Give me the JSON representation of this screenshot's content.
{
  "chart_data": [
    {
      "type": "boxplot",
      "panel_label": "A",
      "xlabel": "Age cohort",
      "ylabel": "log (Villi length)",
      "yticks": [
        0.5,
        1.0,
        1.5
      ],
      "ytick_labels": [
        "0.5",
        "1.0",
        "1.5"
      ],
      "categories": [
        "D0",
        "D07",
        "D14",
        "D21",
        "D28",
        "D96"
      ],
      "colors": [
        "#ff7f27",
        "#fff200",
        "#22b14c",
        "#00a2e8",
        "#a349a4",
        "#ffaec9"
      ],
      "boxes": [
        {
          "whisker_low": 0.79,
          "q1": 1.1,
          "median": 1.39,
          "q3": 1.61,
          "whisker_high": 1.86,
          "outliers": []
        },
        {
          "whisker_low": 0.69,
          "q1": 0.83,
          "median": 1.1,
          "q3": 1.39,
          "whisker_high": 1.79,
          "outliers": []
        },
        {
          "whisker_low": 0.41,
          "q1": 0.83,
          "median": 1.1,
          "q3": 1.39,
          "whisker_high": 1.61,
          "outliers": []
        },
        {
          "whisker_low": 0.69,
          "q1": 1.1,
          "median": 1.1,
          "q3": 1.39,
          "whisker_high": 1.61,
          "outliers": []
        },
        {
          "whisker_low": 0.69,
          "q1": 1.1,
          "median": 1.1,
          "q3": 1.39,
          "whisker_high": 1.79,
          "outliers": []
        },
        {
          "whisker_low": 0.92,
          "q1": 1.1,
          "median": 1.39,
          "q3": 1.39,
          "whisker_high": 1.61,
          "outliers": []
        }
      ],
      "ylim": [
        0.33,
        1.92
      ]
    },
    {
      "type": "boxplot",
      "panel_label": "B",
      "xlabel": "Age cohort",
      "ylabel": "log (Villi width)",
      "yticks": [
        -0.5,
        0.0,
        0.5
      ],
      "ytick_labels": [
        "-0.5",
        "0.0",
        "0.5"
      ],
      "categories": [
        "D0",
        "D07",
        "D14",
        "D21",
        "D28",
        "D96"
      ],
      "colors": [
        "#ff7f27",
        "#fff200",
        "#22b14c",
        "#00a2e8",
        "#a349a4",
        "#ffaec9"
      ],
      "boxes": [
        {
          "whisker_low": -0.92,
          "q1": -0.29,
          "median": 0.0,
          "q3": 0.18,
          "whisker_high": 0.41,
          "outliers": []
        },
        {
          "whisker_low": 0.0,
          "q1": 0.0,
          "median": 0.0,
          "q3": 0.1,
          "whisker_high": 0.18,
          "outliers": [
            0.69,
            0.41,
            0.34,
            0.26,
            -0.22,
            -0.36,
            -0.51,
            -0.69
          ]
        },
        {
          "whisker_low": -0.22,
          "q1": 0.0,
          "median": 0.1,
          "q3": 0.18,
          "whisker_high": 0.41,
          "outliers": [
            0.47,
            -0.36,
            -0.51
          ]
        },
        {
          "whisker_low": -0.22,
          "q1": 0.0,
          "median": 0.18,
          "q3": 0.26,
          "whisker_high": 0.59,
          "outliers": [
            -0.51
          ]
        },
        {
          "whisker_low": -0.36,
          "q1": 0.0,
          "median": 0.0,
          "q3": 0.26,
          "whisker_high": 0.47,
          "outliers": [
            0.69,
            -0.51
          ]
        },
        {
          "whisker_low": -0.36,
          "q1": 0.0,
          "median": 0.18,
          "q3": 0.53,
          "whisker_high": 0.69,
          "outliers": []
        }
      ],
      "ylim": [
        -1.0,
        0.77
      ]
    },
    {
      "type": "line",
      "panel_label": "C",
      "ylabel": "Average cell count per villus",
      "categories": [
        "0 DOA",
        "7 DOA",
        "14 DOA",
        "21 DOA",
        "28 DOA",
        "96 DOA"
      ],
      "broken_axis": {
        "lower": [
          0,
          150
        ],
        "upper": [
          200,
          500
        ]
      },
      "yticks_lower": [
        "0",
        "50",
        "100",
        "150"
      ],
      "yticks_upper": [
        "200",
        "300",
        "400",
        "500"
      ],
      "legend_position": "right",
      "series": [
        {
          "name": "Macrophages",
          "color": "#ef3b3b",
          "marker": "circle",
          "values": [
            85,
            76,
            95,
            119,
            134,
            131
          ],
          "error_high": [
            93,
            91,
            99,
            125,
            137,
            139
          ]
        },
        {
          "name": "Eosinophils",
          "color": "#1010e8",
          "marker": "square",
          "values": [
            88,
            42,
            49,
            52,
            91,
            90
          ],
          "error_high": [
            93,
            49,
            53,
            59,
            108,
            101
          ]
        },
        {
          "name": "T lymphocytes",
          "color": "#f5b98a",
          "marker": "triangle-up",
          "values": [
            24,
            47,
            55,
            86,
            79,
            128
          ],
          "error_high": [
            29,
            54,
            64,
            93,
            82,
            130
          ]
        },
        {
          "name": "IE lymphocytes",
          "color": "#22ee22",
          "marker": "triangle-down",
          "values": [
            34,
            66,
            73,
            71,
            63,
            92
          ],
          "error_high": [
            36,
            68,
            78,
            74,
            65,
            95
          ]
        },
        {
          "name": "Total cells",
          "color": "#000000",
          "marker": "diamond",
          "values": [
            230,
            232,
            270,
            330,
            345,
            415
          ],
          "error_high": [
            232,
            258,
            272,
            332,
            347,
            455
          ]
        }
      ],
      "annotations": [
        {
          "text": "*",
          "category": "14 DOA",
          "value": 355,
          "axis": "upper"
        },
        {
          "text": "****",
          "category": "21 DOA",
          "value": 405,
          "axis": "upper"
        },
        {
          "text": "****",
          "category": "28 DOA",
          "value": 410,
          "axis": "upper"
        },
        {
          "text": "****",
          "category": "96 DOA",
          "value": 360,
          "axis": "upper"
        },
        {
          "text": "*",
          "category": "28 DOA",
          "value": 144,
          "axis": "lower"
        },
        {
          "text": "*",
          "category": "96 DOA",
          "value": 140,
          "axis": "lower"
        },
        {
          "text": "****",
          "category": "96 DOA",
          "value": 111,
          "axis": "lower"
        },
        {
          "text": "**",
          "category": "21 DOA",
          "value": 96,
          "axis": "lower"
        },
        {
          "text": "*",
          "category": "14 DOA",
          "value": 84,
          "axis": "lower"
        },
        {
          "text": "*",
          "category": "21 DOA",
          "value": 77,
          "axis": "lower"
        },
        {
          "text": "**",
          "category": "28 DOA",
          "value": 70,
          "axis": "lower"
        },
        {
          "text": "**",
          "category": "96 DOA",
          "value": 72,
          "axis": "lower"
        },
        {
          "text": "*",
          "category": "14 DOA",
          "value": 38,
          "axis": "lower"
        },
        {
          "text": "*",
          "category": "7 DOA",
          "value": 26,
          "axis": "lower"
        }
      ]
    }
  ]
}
........
Please set down each of the entries above exactly as given.

Give me the JSON representation of this screenshot's content.
{
  "chart_data": [
    {
      "type": "boxplot",
      "panel_label": "A",
      "xlabel": "Age cohort",
      "ylabel": "log (Villi length)",
      "yticks": [
        0.5,
        1.0,
        1.5
      ],
      "ytick_labels": [
        "0.5",
        "1.0",
        "1.5"
      ],
      "categories": [
        "D0",
        "D07",
        "D14",
        "D21",
        "D28",
        "D96"
      ],
      "colors": [
        "#ff7f27",
        "#fff200",
        "#22b14c",
        "#00a2e8",
        "#a349a4",
        "#ffaec9"
      ],
      "boxes": [
        {
          "whisker_low": 0.79,
          "q1": 1.1,
          "median": 1.39,
          "q3": 1.61,
          "whisker_high": 1.86,
          "outliers": []
        },
        {
          "whisker_low": 0.69,
          "q1": 0.83,
          "median": 1.1,
          "q3": 1.39,
          "whisker_high": 1.79,
          "outliers": []
        },
        {
          "whisker_low": 0.41,
          "q1": 0.83,
          "median": 1.1,
          "q3": 1.39,
          "whisker_high": 1.61,
          "outliers": []
        },
        {
          "whisker_low": 0.69,
          "q1": 1.1,
          "median": 1.1,
          "q3": 1.39,
          "whisker_high": 1.61,
          "outliers": []
        },
        {
          "whisker_low": 0.69,
          "q1": 1.1,
          "median": 1.1,
          "q3": 1.39,
          "whisker_high": 1.79,
          "outliers": []
        },
        {
          "whisker_low": 0.92,
          "q1": 1.1,
          "median": 1.39,
          "q3": 1.39,
          "whisker_high": 1.61,
          "outliers": []
        }
      ],
      "ylim": [
        0.33,
        1.92
      ]
    },
    {
      "type": "boxplot",
      "panel_label": "B",
      "xlabel": "Age cohort",
      "ylabel": "log (Villi width)",
      "yticks": [
        -0.5,
        0.0,
        0.5
      ],
      "ytick_labels": [
        "-0.5",
        "0.0",
        "0.5"
      ],
      "categories": [
        "D0",
        "D07",
        "D14",
        "D21",
        "D28",
        "D96"
      ],
      "colors": [
        "#ff7f27",
        "#fff200",
        "#22b14c",
        "#00a2e8",
        "#a349a4",
        "#ffaec9"
      ],
      "boxes": [
        {
          "whisker_low": -0.92,
          "q1": -0.29,
          "median": 0.0,
          "q3": 0.18,
          "whisker_high": 0.41,
          "outliers": []
        },
        {
          "whisker_low": 0.0,
          "q1": 0.0,
          "median": 0.0,
          "q3": 0.1,
          "whisker_high": 0.18,
          "outliers": [
            0.69,
            0.41,
            0.34,
            0.26,
            -0.22,
            -0.36,
            -0.51,
            -0.69
          ]
        },
        {
          "whisker_low": -0.22,
          "q1": 0.0,
          "median": 0.1,
          "q3": 0.18,
          "whisker_high": 0.41,
          "outliers": [
            0.47,
            -0.36,
            -0.51
          ]
        },
        {
          "whisker_low": -0.22,
          "q1": 0.0,
          "median": 0.18,
          "q3": 0.26,
          "whisker_high": 0.59,
          "outliers": [
            -0.51
          ]
        },
        {
          "whisker_low": -0.36,
          "q1": 0.0,
          "median": 0.0,
          "q3": 0.26,
          "whisker_high": 0.47,
          "outliers": [
            0.69,
            -0.51
          ]
        },
        {
          "whisker_low": -0.36,
          "q1": 0.0,
          "median": 0.18,
          "q3": 0.53,
          "whisker_high": 0.69,
          "outliers": []
        }
      ],
      "ylim": [
        -1.0,
        0.77
      ]
    },
    {
      "type": "line",
      "panel_label": "C",
      "ylabel": "Average cell count per villus",
      "categories": [
        "0 DOA",
        "7 DOA",
        "14 DOA",
        "21 DOA",
        "28 DOA",
        "96 DOA"
      ],
      "broken_axis": {
        "lower": [
          0,
          150
        ],
        "upper": [
          200,
          500
        ]
      },
      "yticks_lower": [
        "0",
        "50",
        "100",
        "150"
      ],
      "yticks_upper": [
        "200",
        "300",
        "400",
        "500"
      ],
      "legend_position": "right",
      "series": [
        {
          "name": "Macrophages",
          "color": "#ef3b3b",
          "marker": "circle",
          "values": [
            85,
            76,
            95,
            119,
            134,
            131
          ],
          "error_high": [
            93,
            91,
            99,
            125,
            137,
            139
          ]
        },
        {
          "name": "Eosinophils",
          "color": "#1010e8",
          "marker": "square",
          "values": [
            88,
            42,
            49,
            52,
            91,
            90
          ],
          "error_high": [
            93,
            49,
            53,
            59,
            108,
            101
          ]
        },
        {
          "name": "T lymphocytes",
          "color": "#f5b98a",
          "marker": "triangle-up",
          "values": [
            24,
            47,
            55,
            86,
            79,
            128
          ],
          "error_high": [
            29,
            54,
            64,
            93,
            82,
            130
          ]
        },
        {
          "name": "IE lymphocytes",
          "color": "#22ee22",
          "marker": "triangle-down",
          "values": [
            34,
            66,
            73,
            71,
            63,
            92
          ],
          "error_high": [
            36,
            68,
            78,
            74,
            65,
            95
          ]
        },
        {
          "name": "Total cells",
          "color": "#000000",
          "marker": "diamond",
          "values": [
            230,
            232,
            270,
            330,
            345,
            415
          ],
          "error_high": [
            232,
            258,
            272,
            332,
            347,
            455
          ]
        }
      ],
      "annotations": [
        {
          "text": "*",
          "category": "14 DOA",
          "value": 355,
          "axis": "upper"
        },
        {
          "text": "****",
          "category": "21 DOA",
          "value": 405,
          "axis": "upper"
        },
        {
          "text": "****",
          "category": "28 DOA",
          "value": 410,
          "axis": "upper"
        },
        {
          "text": "****",
          "category": "96 DOA",
          "value": 360,
          "axis": "upper"
        },
        {
          "text": "*",
          "category": "28 DOA",
          "value": 144,
          "axis": "lower"
        },
        {
          "text": "*",
          "category": "96 DOA",
          "value": 140,
          "axis": "lower"
        },
        {
          "text": "****",
          "category": "96 DOA",
          "value": 111,
          "axis": "lower"
        },
        {
          "text": "**",
          "category": "21 DOA",
          "value": 96,
          "axis": "lower"
        },
        {
          "text": "*",
          "category": "14 DOA",
          "value": 84,
          "axis": "lower"
        },
        {
          "text": "*",
          "category": "21 DOA",
          "value": 77,
          "axis": "lower"
        },
        {
          "text": "**",
          "category": "28 DOA",
          "value": 70,
          "axis": "lower"
        },
        {
          "text": "**",
          "category": "96 DOA",
          "value": 72,
          "axis": "lower"
        },
        {
          "text": "*",
          "category": "14 DOA",
          "value": 38,
          "axis": "lower"
        },
        {
          "text": "*",
          "category": "7 DOA",
          "value": 26,
          "axis": "lower"
        }
      ]
    }
  ]
}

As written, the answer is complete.